## Source records:

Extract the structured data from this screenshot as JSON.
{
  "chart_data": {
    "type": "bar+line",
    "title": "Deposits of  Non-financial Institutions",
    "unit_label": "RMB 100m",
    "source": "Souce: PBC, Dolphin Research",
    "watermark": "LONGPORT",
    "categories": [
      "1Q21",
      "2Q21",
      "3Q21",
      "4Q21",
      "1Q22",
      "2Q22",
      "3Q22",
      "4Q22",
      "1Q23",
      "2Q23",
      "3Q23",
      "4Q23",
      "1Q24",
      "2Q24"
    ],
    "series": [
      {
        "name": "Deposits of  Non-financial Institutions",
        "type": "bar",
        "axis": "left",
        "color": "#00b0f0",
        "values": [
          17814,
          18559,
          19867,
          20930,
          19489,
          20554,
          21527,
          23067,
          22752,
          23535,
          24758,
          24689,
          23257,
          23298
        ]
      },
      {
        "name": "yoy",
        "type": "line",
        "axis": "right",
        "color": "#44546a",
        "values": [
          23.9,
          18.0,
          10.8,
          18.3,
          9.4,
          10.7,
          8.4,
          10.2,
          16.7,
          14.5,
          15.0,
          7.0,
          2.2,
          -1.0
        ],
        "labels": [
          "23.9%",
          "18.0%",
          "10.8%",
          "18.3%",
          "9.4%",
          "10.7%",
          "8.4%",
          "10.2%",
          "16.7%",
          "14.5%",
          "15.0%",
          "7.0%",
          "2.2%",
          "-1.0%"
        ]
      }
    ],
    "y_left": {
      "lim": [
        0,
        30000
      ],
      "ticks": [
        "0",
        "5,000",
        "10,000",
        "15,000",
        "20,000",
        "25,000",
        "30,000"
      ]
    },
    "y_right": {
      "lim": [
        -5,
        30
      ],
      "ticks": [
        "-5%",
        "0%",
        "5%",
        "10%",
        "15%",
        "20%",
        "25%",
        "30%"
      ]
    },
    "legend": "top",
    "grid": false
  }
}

## Job:
Output all records verbatim.

## Output for this exercise:
Extract the structured data from this screenshot as JSON.
{
  "chart_data": {
    "type": "bar+line",
    "title": "Deposits of  Non-financial Institutions",
    "unit_label": "RMB 100m",
    "source": "Souce: PBC, Dolphin Research",
    "watermark": "LONGPORT",
    "categories": [
      "1Q21",
      "2Q21",
      "3Q21",
      "4Q21",
      "1Q22",
      "2Q22",
      "3Q22",
      "4Q22",
      "1Q23",
      "2Q23",
      "3Q23",
      "4Q23",
      "1Q24",
      "2Q24"
    ],
    "series": [
      {
        "name": "Deposits of  Non-financial Institutions",
        "type": "bar",
        "axis": "left",
        "color": "#00b0f0",
        "values": [
          17814,
          18559,
          19867,
          20930,
          19489,
          20554,
          21527,
          23067,
          22752,
          23535,
          24758,
          24689,
          23257,
          23298
        ]
      },
      {
        "name": "yoy",
        "type": "line",
        "axis": "right",
        "color": "#44546a",
        "values": [
          23.9,
          18.0,
          10.8,
          18.3,
          9.4,
          10.7,
          8.4,
          10.2,
          16.7,
          14.5,
          15.0,
          7.0,
          2.2,
          -1.0
        ],
        "labels": [
          "23.9%",
          "18.0%",
          "10.8%",
          "18.3%",
          "9.4%",
          "10.7%",
          "8.4%",
          "10.2%",
          "16.7%",
          "14.5%",
          "15.0%",
          "7.0%",
          "2.2%",
          "-1.0%"
        ]
      }
    ],
    "y_left": {
      "lim": [
        0,
        30000
      ],
      "ticks": [
        "0",
        "5,000",
        "10,000",
        "15,000",
        "20,000",
        "25,000",
        "30,000"
      ]
    },
    "y_right": {
      "lim": [
        -5,
        30
      ],
      "ticks": [
        "-5%",
        "0%",
        "5%",
        "10%",
        "15%",
        "20%",
        "25%",
        "30%"
      ]
    },
    "legend": "top",
    "grid": false
  }
}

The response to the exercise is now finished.